EXERCISE DESCRIPTION: Print all of the data exactly as written.

PROVIDED DATA:
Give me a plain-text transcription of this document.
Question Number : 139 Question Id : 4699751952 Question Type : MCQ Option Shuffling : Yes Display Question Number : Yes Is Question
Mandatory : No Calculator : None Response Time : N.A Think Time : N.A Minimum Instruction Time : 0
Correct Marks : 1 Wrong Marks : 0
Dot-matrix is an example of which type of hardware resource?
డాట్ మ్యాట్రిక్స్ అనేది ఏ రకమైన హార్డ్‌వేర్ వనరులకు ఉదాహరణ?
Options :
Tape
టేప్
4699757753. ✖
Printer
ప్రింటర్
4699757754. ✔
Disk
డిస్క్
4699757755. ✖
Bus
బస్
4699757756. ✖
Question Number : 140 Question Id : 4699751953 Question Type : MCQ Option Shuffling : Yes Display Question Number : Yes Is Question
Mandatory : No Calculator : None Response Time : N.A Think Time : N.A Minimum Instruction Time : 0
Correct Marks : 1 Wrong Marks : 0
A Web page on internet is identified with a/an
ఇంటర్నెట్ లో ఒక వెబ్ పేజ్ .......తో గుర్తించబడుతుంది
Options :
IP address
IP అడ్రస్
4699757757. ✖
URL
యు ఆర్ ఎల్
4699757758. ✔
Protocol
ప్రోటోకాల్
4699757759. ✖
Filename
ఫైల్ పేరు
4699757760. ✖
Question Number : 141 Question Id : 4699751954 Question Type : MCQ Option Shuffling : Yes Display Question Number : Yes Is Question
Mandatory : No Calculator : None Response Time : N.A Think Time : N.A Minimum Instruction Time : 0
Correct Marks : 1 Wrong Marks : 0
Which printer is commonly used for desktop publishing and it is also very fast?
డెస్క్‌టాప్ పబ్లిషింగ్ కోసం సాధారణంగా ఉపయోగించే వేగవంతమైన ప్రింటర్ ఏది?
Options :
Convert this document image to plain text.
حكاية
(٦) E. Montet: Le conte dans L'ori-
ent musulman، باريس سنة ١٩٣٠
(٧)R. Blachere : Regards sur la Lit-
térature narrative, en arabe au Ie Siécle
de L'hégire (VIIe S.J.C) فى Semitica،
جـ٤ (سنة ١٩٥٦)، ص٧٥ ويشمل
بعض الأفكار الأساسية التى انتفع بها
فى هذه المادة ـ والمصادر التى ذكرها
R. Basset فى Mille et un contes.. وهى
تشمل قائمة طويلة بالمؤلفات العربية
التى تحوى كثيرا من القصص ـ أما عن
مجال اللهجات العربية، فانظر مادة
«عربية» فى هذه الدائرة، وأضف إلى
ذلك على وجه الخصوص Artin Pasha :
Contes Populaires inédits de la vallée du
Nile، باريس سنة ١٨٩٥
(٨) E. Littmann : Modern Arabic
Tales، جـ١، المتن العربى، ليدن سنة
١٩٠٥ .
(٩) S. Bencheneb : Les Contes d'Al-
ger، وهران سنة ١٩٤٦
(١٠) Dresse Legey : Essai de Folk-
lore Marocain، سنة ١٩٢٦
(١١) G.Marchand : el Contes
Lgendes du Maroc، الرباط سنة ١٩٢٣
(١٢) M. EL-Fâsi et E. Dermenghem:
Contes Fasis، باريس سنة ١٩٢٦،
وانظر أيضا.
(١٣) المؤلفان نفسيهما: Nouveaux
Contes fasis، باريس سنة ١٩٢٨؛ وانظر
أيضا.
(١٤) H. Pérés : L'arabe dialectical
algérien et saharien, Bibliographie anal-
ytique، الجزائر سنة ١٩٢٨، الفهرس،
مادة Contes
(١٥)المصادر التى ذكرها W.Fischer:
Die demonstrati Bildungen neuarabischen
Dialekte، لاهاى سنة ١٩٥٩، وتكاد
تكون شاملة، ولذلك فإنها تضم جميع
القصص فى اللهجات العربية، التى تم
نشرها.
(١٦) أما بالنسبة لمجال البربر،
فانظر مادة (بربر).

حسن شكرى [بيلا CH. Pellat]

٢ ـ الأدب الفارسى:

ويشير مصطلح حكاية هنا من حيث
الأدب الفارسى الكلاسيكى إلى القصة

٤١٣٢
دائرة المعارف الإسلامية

RESPONSE FOR THIS EXERCISE:
Give me a plain-text transcription of this document.
Question Number : 139 Question Id : 4699751952 Question Type : MCQ Option Shuffling : Yes Display Question Number : Yes Is Question
Mandatory : No Calculator : None Response Time : N.A Think Time : N.A Minimum Instruction Time : 0
Correct Marks : 1 Wrong Marks : 0
Dot-matrix is an example of which type of hardware resource?
డాట్ మ్యాట్రిక్స్ అనేది ఏ రకమైన హార్డ్‌వేర్ వనరులకు ఉదాహరణ?
Options :
Tape
టేప్
4699757753. ✖
Printer
ప్రింటర్
4699757754. ✔
Disk
డిస్క్
4699757755. ✖
Bus
బస్
4699757756. ✖
Question Number : 140 Question Id : 4699751953 Question Type : MCQ Option Shuffling : Yes Display Question Number : Yes Is Question
Mandatory : No Calculator : None Response Time : N.A Think Time : N.A Minimum Instruction Time : 0
Correct Marks : 1 Wrong Marks : 0
A Web page on internet is identified with a/an
ఇంటర్నెట్ లో ఒక వెబ్ పేజ్ .......తో గుర్తించబడుతుంది
Options :
IP address
IP అడ్రస్
4699757757. ✖
URL
యు ఆర్ ఎల్
4699757758. ✔
Protocol
ప్రోటోకాల్
4699757759. ✖
Filename
ఫైల్ పేరు
4699757760. ✖
Question Number : 141 Question Id : 4699751954 Question Type : MCQ Option Shuffling : Yes Display Question Number : Yes Is Question
Mandatory : No Calculator : None Response Time : N.A Think Time : N.A Minimum Instruction Time : 0
Correct Marks : 1 Wrong Marks : 0
Which printer is commonly used for desktop publishing and it is also very fast?
డెస్క్‌టాప్ పబ్లిషింగ్ కోసం సాధారణంగా ఉపయోగించే వేగవంతమైన ప్రింటర్ ఏది?
Options :
Convert this document image to plain text.
حكاية
(٦) E. Montet: Le conte dans L'ori-
ent musulman، باريس سنة ١٩٣٠
(٧)R. Blachere : Regards sur la Lit-
térature narrative, en arabe au Ie Siécle
de L'hégire (VIIe S.J.C) فى Semitica،
جـ٤ (سنة ١٩٥٦)، ص٧٥ ويشمل
بعض الأفكار الأساسية التى انتفع بها
فى هذه المادة ـ والمصادر التى ذكرها
R. Basset فى Mille et un contes.. وهى
تشمل قائمة طويلة بالمؤلفات العربية
التى تحوى كثيرا من القصص ـ أما عن
مجال اللهجات العربية، فانظر مادة
«عربية» فى هذه الدائرة، وأضف إلى
ذلك على وجه الخصوص Artin Pasha :
Contes Populaires inédits de la vallée du
Nile، باريس سنة ١٨٩٥
(٨) E. Littmann : Modern Arabic
Tales، جـ١، المتن العربى، ليدن سنة
١٩٠٥ .
(٩) S. Bencheneb : Les Contes d'Al-
ger، وهران سنة ١٩٤٦
(١٠) Dresse Legey : Essai de Folk-
lore Marocain، سنة ١٩٢٦
(١١) G.Marchand : el Contes
Lgendes du Maroc، الرباط سنة ١٩٢٣
(١٢) M. EL-Fâsi et E. Dermenghem:
Contes Fasis، باريس سنة ١٩٢٦،
وانظر أيضا.
(١٣) المؤلفان نفسيهما: Nouveaux
Contes fasis، باريس سنة ١٩٢٨؛ وانظر
أيضا.
(١٤) H. Pérés : L'arabe dialectical
algérien et saharien, Bibliographie anal-
ytique، الجزائر سنة ١٩٢٨، الفهرس،
مادة Contes
(١٥)المصادر التى ذكرها W.Fischer:
Die demonstrati Bildungen neuarabischen
Dialekte، لاهاى سنة ١٩٥٩، وتكاد
تكون شاملة، ولذلك فإنها تضم جميع
القصص فى اللهجات العربية، التى تم
نشرها.
(١٦) أما بالنسبة لمجال البربر،
فانظر مادة (بربر).

حسن شكرى [بيلا CH. Pellat]

٢ ـ الأدب الفارسى:

ويشير مصطلح حكاية هنا من حيث
الأدب الفارسى الكلاسيكى إلى القصة

٤١٣٢
دائرة المعارف الإسلامية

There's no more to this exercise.